- **OBJECTIVE**:
In the listing below, locate the lines that hold "JSON" and copy them.

--- BEGIN ---

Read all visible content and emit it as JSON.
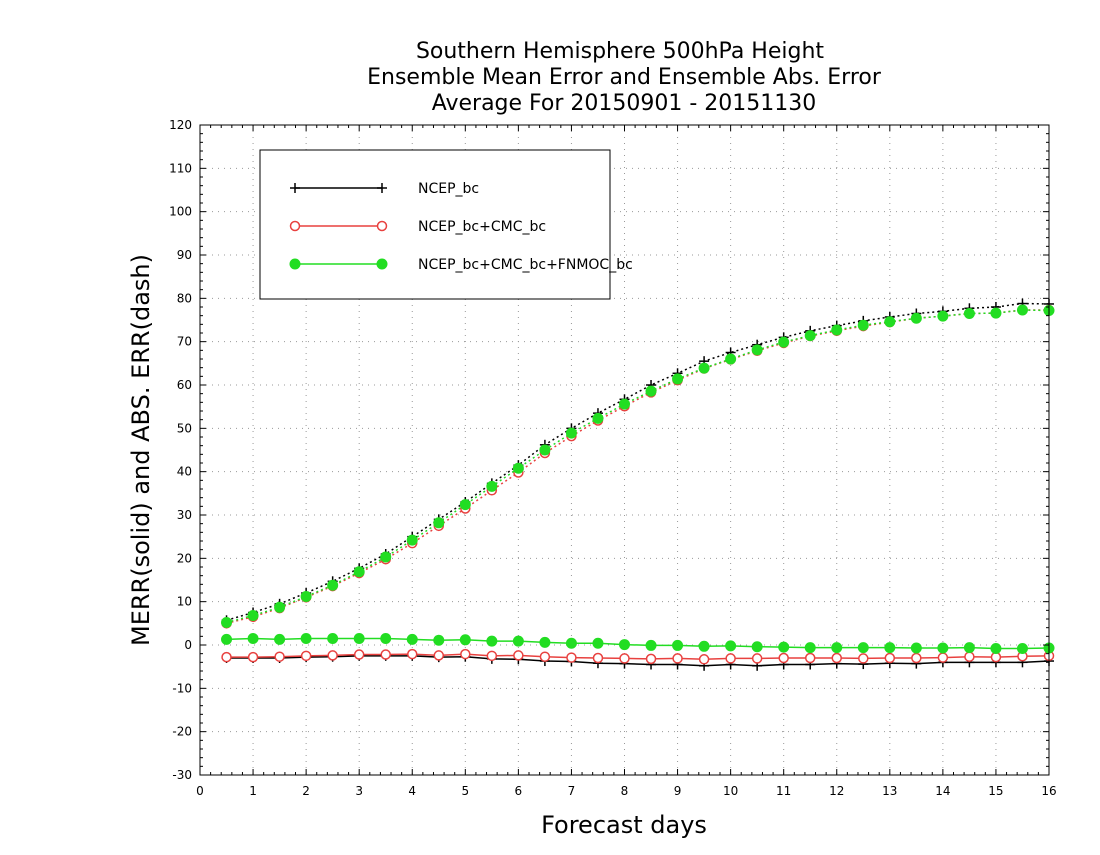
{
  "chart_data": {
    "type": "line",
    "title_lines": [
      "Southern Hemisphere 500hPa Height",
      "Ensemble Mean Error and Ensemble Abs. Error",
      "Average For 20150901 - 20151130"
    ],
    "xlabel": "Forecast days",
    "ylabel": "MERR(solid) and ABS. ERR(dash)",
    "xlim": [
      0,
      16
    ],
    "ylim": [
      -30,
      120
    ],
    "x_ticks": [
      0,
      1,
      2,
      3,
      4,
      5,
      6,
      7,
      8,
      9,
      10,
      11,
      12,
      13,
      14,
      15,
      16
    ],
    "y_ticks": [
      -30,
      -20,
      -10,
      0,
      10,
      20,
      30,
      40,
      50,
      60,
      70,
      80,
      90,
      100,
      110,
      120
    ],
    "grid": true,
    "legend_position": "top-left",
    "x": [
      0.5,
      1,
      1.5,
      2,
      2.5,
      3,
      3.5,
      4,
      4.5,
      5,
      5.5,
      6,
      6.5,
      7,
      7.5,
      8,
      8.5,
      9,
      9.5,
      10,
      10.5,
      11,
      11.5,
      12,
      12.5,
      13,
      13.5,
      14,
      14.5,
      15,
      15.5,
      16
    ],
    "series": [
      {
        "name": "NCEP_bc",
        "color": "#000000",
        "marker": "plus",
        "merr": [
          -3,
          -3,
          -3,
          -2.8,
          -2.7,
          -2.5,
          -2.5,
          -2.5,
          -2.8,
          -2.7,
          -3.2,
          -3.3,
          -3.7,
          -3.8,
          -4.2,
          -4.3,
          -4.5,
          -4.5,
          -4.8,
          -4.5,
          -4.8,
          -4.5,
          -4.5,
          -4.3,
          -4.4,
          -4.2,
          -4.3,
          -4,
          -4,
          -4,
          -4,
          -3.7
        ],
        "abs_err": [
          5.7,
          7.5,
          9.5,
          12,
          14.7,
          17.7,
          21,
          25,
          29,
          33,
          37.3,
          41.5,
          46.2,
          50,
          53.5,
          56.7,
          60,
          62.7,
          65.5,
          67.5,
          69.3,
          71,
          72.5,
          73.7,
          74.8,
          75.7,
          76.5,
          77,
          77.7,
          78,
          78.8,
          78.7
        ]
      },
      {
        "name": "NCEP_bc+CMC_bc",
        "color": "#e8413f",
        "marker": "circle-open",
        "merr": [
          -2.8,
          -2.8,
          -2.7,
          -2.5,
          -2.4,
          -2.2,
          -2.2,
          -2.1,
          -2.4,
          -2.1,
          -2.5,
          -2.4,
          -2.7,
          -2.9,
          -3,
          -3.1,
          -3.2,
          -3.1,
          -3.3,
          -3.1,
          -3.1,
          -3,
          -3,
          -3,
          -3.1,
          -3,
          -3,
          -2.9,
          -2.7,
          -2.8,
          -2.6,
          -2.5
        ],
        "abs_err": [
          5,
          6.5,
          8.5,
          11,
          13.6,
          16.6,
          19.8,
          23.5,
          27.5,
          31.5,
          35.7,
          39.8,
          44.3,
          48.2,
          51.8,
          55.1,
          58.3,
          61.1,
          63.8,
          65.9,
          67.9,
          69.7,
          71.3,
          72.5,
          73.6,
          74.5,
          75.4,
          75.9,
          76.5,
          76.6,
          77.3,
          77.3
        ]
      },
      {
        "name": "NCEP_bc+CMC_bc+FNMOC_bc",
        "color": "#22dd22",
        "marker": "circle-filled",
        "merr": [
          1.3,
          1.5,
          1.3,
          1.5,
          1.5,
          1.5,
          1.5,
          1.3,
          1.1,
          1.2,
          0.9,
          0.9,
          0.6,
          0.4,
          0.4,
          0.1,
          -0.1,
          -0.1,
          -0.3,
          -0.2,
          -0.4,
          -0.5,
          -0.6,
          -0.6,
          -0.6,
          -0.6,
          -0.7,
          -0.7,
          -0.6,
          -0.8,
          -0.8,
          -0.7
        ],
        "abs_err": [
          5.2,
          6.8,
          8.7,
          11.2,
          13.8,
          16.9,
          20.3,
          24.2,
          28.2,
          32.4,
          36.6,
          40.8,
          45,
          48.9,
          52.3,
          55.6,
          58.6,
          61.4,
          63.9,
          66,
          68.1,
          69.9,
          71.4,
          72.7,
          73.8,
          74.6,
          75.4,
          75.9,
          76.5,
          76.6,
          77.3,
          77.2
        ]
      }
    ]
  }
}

--- END ---
--- BEGIN ---

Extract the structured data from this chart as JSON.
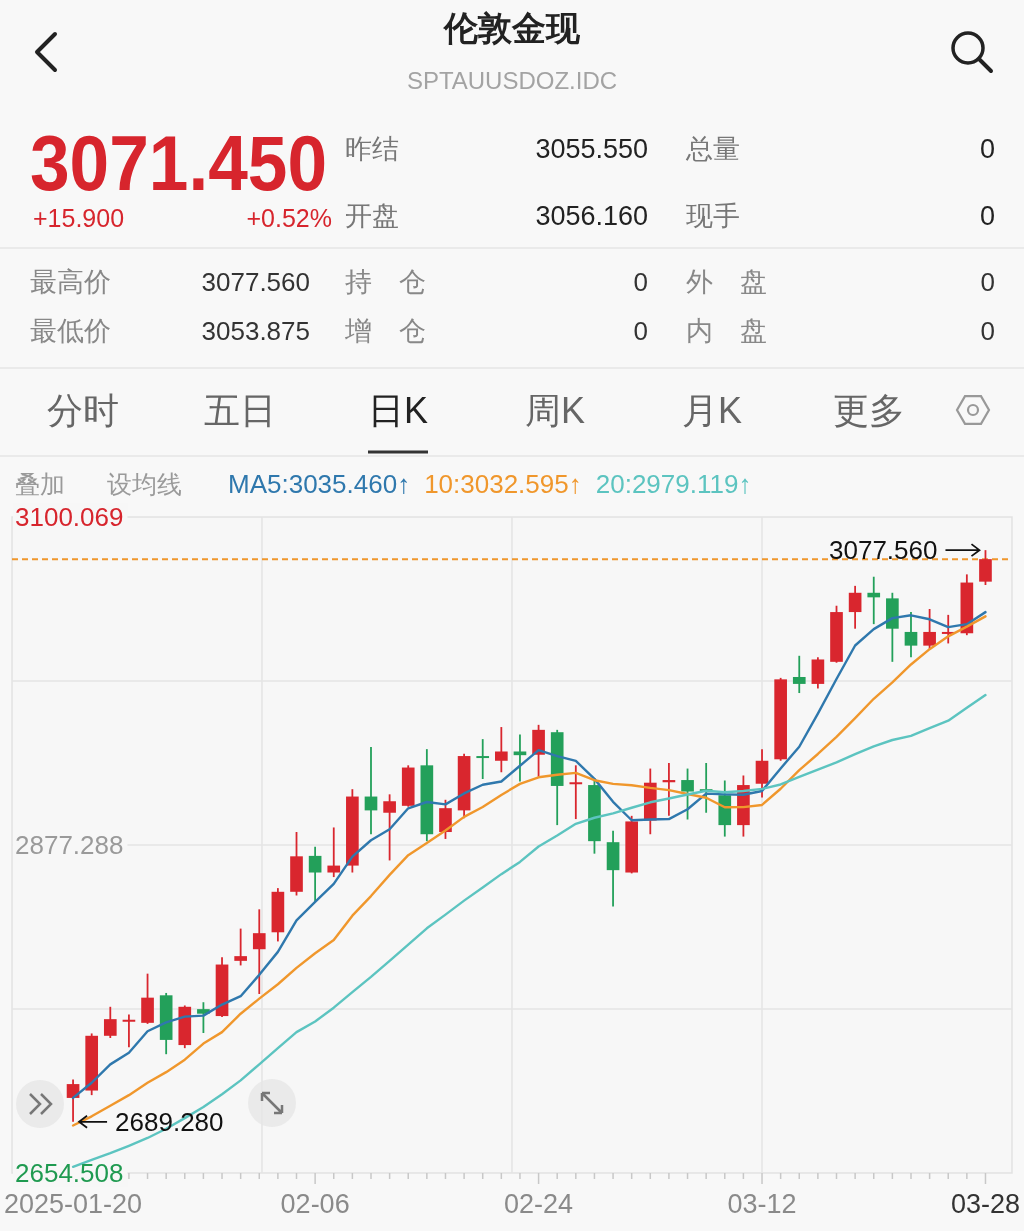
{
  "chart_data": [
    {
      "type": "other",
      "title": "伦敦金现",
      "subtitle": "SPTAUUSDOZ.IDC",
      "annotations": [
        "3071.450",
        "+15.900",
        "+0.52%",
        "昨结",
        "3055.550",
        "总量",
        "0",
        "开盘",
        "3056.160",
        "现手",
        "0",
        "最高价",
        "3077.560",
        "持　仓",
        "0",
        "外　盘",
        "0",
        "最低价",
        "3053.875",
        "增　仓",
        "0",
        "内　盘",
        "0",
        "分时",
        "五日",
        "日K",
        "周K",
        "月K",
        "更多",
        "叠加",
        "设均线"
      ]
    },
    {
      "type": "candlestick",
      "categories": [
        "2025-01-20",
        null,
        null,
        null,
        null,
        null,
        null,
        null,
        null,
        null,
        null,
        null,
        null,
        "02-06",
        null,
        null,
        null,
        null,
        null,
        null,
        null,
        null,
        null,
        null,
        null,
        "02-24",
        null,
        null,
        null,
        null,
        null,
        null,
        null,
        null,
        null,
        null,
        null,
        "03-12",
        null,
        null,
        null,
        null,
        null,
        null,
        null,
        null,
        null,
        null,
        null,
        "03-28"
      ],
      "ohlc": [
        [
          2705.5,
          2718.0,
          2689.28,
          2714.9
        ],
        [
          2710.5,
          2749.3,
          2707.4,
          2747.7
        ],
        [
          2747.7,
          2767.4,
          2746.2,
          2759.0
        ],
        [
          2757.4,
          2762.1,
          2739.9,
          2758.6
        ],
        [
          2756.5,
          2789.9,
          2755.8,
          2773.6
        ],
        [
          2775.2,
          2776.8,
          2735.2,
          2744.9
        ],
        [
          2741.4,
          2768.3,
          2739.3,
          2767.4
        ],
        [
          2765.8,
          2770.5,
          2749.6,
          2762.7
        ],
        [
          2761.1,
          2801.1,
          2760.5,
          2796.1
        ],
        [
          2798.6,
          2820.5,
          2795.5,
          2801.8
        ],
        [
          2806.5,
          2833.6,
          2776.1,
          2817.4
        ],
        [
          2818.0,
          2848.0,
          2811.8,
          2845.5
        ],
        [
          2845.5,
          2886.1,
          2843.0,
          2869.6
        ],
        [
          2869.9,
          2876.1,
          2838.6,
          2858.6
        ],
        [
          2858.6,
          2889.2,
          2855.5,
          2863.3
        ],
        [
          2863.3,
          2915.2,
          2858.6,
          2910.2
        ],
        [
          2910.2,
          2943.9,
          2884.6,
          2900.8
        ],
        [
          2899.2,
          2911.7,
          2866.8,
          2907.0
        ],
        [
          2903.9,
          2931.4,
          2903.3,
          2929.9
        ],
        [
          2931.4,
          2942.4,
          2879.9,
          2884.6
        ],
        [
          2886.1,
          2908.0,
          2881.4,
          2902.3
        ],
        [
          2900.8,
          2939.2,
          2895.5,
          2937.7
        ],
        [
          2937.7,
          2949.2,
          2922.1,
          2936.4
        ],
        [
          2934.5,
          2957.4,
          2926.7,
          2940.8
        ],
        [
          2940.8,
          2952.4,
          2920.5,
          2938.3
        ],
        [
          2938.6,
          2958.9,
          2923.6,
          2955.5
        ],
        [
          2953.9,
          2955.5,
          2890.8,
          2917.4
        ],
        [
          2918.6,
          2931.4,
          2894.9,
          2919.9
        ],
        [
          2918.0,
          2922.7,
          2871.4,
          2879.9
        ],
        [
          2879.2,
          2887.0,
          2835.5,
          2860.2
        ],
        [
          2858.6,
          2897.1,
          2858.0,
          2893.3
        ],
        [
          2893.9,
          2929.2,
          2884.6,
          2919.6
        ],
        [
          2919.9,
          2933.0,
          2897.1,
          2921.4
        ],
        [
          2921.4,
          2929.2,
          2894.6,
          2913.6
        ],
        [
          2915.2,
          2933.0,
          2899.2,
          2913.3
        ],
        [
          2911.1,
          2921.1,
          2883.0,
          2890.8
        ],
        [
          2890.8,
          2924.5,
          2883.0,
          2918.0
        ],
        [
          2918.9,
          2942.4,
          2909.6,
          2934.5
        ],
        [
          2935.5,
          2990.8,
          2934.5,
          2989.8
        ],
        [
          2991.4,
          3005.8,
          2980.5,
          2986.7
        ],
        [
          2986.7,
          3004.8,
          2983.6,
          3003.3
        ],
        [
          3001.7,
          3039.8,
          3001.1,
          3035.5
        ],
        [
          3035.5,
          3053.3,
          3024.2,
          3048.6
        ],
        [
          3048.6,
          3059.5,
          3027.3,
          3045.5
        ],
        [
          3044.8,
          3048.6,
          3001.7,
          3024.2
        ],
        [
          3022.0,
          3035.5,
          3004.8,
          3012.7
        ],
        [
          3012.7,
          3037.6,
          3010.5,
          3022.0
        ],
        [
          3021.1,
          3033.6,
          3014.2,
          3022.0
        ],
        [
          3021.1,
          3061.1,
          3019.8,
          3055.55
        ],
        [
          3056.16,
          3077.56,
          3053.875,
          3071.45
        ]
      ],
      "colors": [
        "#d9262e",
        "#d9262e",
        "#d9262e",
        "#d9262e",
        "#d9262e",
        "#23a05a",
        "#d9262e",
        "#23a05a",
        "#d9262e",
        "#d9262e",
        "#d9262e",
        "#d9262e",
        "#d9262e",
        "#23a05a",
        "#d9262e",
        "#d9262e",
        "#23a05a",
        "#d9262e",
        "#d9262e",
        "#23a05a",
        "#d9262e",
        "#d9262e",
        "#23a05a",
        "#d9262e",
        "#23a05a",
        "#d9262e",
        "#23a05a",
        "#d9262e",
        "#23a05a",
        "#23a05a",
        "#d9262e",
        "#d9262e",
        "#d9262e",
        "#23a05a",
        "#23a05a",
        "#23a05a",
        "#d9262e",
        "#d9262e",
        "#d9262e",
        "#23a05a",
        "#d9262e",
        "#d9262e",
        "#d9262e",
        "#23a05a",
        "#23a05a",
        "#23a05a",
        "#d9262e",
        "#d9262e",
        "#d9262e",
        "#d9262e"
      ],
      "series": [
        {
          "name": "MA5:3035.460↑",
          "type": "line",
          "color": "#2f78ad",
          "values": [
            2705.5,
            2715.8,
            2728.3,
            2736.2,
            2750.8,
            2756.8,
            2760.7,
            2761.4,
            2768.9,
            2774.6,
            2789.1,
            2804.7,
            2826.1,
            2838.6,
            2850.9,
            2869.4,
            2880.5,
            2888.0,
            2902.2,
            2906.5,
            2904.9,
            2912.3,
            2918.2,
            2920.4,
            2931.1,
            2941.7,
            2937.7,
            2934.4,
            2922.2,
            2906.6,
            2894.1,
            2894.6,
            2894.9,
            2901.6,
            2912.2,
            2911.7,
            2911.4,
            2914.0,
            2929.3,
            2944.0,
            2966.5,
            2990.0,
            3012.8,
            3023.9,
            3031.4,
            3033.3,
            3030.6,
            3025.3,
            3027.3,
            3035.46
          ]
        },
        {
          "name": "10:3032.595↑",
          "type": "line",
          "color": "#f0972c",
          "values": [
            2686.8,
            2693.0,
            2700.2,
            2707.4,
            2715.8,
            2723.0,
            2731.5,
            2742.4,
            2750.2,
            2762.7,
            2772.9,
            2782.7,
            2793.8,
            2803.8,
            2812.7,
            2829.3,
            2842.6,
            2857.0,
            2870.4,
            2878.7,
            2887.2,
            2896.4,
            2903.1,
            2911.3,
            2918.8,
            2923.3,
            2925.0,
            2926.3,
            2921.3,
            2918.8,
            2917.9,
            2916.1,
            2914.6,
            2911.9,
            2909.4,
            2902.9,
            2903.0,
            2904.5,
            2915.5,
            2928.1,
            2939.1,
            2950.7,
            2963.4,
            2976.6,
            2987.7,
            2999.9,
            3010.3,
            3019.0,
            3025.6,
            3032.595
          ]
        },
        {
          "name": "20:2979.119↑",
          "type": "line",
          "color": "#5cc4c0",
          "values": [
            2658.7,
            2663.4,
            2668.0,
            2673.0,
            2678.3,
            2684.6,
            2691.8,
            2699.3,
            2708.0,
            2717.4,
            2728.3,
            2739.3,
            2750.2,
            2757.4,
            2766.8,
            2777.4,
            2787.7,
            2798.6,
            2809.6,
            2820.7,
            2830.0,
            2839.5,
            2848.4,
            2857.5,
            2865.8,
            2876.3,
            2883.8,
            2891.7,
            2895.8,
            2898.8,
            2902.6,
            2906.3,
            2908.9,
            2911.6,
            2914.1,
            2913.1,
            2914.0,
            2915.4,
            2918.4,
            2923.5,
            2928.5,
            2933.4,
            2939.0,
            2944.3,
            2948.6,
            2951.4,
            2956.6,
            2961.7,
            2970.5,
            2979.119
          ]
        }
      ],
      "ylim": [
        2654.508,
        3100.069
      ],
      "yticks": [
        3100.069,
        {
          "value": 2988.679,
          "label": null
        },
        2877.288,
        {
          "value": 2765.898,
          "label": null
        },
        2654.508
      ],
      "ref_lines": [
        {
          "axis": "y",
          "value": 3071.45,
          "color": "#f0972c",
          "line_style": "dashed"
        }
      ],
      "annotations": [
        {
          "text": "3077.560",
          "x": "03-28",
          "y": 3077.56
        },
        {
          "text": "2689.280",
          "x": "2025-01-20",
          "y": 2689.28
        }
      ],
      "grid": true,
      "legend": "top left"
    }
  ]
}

--- END ---

- **RESULT FOR THIS EXERCISE**:
Read all visible content and emit it as JSON.
Extract the structured data from this chart as JSON.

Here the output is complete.